**Goal:** Write out every record below exactly as it appears.

─── Supplied records

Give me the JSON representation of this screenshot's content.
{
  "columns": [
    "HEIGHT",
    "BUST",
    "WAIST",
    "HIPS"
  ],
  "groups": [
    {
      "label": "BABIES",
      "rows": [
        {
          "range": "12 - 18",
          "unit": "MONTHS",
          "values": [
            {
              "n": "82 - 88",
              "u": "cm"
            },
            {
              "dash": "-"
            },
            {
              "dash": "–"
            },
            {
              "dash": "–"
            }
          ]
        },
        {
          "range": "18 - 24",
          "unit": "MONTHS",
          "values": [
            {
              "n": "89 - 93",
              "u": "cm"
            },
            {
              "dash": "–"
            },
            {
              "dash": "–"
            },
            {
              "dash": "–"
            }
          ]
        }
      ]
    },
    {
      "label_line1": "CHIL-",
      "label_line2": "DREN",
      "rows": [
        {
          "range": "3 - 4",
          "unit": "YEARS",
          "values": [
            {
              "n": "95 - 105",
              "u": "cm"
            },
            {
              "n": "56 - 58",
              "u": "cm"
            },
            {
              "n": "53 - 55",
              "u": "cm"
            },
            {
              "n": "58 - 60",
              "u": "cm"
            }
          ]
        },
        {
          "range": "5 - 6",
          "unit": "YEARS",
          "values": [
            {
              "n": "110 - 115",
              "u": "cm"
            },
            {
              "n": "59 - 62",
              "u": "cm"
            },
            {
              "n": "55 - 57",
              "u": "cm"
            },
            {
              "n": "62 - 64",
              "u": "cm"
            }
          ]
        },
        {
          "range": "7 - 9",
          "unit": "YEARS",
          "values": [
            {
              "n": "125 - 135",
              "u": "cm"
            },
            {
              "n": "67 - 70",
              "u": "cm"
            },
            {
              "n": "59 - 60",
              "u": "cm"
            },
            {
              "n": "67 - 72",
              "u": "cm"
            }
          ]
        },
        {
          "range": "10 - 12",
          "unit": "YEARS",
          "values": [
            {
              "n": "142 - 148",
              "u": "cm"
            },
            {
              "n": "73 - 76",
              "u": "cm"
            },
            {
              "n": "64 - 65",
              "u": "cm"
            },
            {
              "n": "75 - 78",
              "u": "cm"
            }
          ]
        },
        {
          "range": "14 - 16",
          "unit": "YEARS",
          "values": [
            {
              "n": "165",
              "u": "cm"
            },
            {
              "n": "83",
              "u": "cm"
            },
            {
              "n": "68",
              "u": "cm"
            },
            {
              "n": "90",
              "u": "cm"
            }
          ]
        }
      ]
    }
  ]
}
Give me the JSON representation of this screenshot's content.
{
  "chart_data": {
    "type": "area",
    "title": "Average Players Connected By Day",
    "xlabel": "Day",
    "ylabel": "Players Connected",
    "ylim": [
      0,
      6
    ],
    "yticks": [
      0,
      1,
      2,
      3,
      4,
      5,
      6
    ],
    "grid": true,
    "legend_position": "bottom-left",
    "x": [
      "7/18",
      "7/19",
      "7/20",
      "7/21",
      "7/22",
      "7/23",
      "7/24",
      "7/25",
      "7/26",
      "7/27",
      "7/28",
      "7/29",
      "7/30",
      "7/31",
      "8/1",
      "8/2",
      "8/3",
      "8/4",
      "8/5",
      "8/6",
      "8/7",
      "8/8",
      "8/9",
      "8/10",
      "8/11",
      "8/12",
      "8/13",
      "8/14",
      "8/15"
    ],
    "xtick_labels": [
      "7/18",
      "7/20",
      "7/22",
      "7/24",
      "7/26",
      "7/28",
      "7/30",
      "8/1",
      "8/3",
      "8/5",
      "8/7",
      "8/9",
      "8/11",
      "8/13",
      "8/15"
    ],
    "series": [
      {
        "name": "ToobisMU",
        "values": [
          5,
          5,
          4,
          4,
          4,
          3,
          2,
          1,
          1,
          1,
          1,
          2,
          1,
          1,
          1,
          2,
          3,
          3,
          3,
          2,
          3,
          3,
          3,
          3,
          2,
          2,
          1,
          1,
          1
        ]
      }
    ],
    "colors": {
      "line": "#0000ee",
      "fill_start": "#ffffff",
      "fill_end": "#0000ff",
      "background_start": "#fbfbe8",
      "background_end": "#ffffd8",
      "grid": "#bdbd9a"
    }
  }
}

──────

**Answer in full:**
Give me the JSON representation of this screenshot's content.
{
  "columns": [
    "HEIGHT",
    "BUST",
    "WAIST",
    "HIPS"
  ],
  "groups": [
    {
      "label": "BABIES",
      "rows": [
        {
          "range": "12 - 18",
          "unit": "MONTHS",
          "values": [
            {
              "n": "82 - 88",
              "u": "cm"
            },
            {
              "dash": "-"
            },
            {
              "dash": "–"
            },
            {
              "dash": "–"
            }
          ]
        },
        {
          "range": "18 - 24",
          "unit": "MONTHS",
          "values": [
            {
              "n": "89 - 93",
              "u": "cm"
            },
            {
              "dash": "–"
            },
            {
              "dash": "–"
            },
            {
              "dash": "–"
            }
          ]
        }
      ]
    },
    {
      "label_line1": "CHIL-",
      "label_line2": "DREN",
      "rows": [
        {
          "range": "3 - 4",
          "unit": "YEARS",
          "values": [
            {
              "n": "95 - 105",
              "u": "cm"
            },
            {
              "n": "56 - 58",
              "u": "cm"
            },
            {
              "n": "53 - 55",
              "u": "cm"
            },
            {
              "n": "58 - 60",
              "u": "cm"
            }
          ]
        },
        {
          "range": "5 - 6",
          "unit": "YEARS",
          "values": [
            {
              "n": "110 - 115",
              "u": "cm"
            },
            {
              "n": "59 - 62",
              "u": "cm"
            },
            {
              "n": "55 - 57",
              "u": "cm"
            },
            {
              "n": "62 - 64",
              "u": "cm"
            }
          ]
        },
        {
          "range": "7 - 9",
          "unit": "YEARS",
          "values": [
            {
              "n": "125 - 135",
              "u": "cm"
            },
            {
              "n": "67 - 70",
              "u": "cm"
            },
            {
              "n": "59 - 60",
              "u": "cm"
            },
            {
              "n": "67 - 72",
              "u": "cm"
            }
          ]
        },
        {
          "range": "10 - 12",
          "unit": "YEARS",
          "values": [
            {
              "n": "142 - 148",
              "u": "cm"
            },
            {
              "n": "73 - 76",
              "u": "cm"
            },
            {
              "n": "64 - 65",
              "u": "cm"
            },
            {
              "n": "75 - 78",
              "u": "cm"
            }
          ]
        },
        {
          "range": "14 - 16",
          "unit": "YEARS",
          "values": [
            {
              "n": "165",
              "u": "cm"
            },
            {
              "n": "83",
              "u": "cm"
            },
            {
              "n": "68",
              "u": "cm"
            },
            {
              "n": "90",
              "u": "cm"
            }
          ]
        }
      ]
    }
  ]
}
Give me the JSON representation of this screenshot's content.
{
  "chart_data": {
    "type": "area",
    "title": "Average Players Connected By Day",
    "xlabel": "Day",
    "ylabel": "Players Connected",
    "ylim": [
      0,
      6
    ],
    "yticks": [
      0,
      1,
      2,
      3,
      4,
      5,
      6
    ],
    "grid": true,
    "legend_position": "bottom-left",
    "x": [
      "7/18",
      "7/19",
      "7/20",
      "7/21",
      "7/22",
      "7/23",
      "7/24",
      "7/25",
      "7/26",
      "7/27",
      "7/28",
      "7/29",
      "7/30",
      "7/31",
      "8/1",
      "8/2",
      "8/3",
      "8/4",
      "8/5",
      "8/6",
      "8/7",
      "8/8",
      "8/9",
      "8/10",
      "8/11",
      "8/12",
      "8/13",
      "8/14",
      "8/15"
    ],
    "xtick_labels": [
      "7/18",
      "7/20",
      "7/22",
      "7/24",
      "7/26",
      "7/28",
      "7/30",
      "8/1",
      "8/3",
      "8/5",
      "8/7",
      "8/9",
      "8/11",
      "8/13",
      "8/15"
    ],
    "series": [
      {
        "name": "ToobisMU",
        "values": [
          5,
          5,
          4,
          4,
          4,
          3,
          2,
          1,
          1,
          1,
          1,
          2,
          1,
          1,
          1,
          2,
          3,
          3,
          3,
          2,
          3,
          3,
          3,
          3,
          2,
          2,
          1,
          1,
          1
        ]
      }
    ],
    "colors": {
      "line": "#0000ee",
      "fill_start": "#ffffff",
      "fill_end": "#0000ff",
      "background_start": "#fbfbe8",
      "background_end": "#ffffd8",
      "grid": "#bdbd9a"
    }
  }
}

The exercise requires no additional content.